What to do: Set every record down verbatim and omit the pictures.

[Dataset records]
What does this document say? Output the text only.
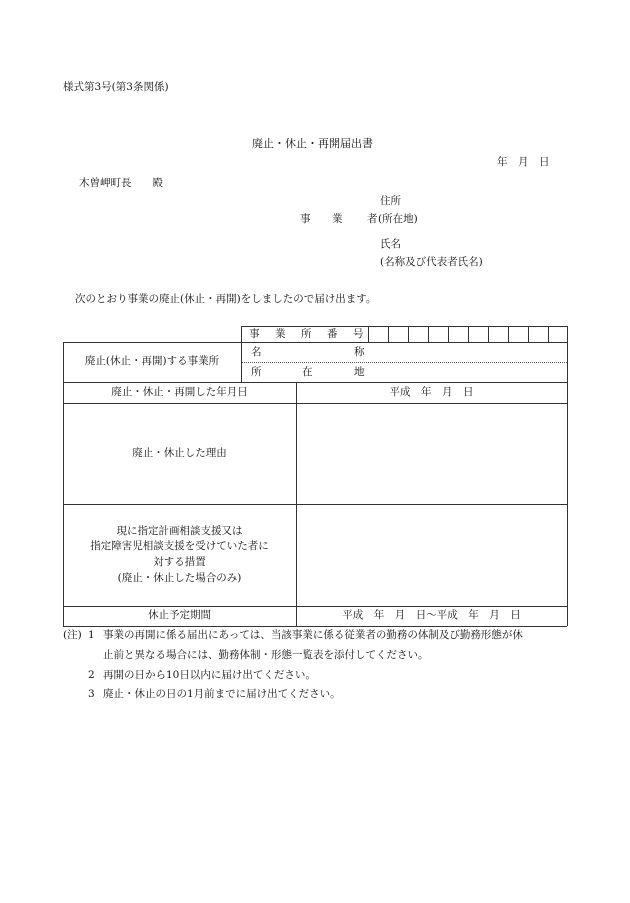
様式第3号(第3条関係)
廃止・休止・再開届出書
年　月　日
木曽岬町長　　殿
住所
事 業 者 (所在地)
氏名
(名称及び代表者氏名)
次のとおり事業の廃止(休止・再開)をしましたので届け出ます。
事 業 所 番 号
廃止(休止・再開)する事業所
名	称
所	在	地
廃止・休止・再開した年月日	平成　年　月　日
廃止・休止した理由
現に指定計画相談支援又は
指定障害児相談支援を受けていた者に
対する措置
(廃止・休止した場合のみ)
休止予定期間	平成　年　月　日～平成　年　月　日
(注) 1 事業の再開に係る届出にあっては、当該事業に係る従業者の勤務の体制及び勤務形態が休
止前と異なる場合には、勤務体制・形態一覧表を添付してください。
2 再開の日から10日以内に届け出てください。
3 廃止・休止の日の1月前までに届け出てください。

Task result:
What does this document say? Output the text only.
様式第3号(第3条関係)
廃止・休止・再開届出書
年　月　日
木曽岬町長　　殿
住所
事 業 者 (所在地)
氏名
(名称及び代表者氏名)
次のとおり事業の廃止(休止・再開)をしましたので届け出ます。
事 業 所 番 号
廃止(休止・再開)する事業所
名	称
所	在	地
廃止・休止・再開した年月日	平成　年　月　日
廃止・休止した理由
現に指定計画相談支援又は
指定障害児相談支援を受けていた者に
対する措置
(廃止・休止した場合のみ)
休止予定期間	平成　年　月　日～平成　年　月　日
(注) 1 事業の再開に係る届出にあっては、当該事業に係る従業者の勤務の体制及び勤務形態が休
止前と異なる場合には、勤務体制・形態一覧表を添付してください。
2 再開の日から10日以内に届け出てください。
3 廃止・休止の日の1月前までに届け出てください。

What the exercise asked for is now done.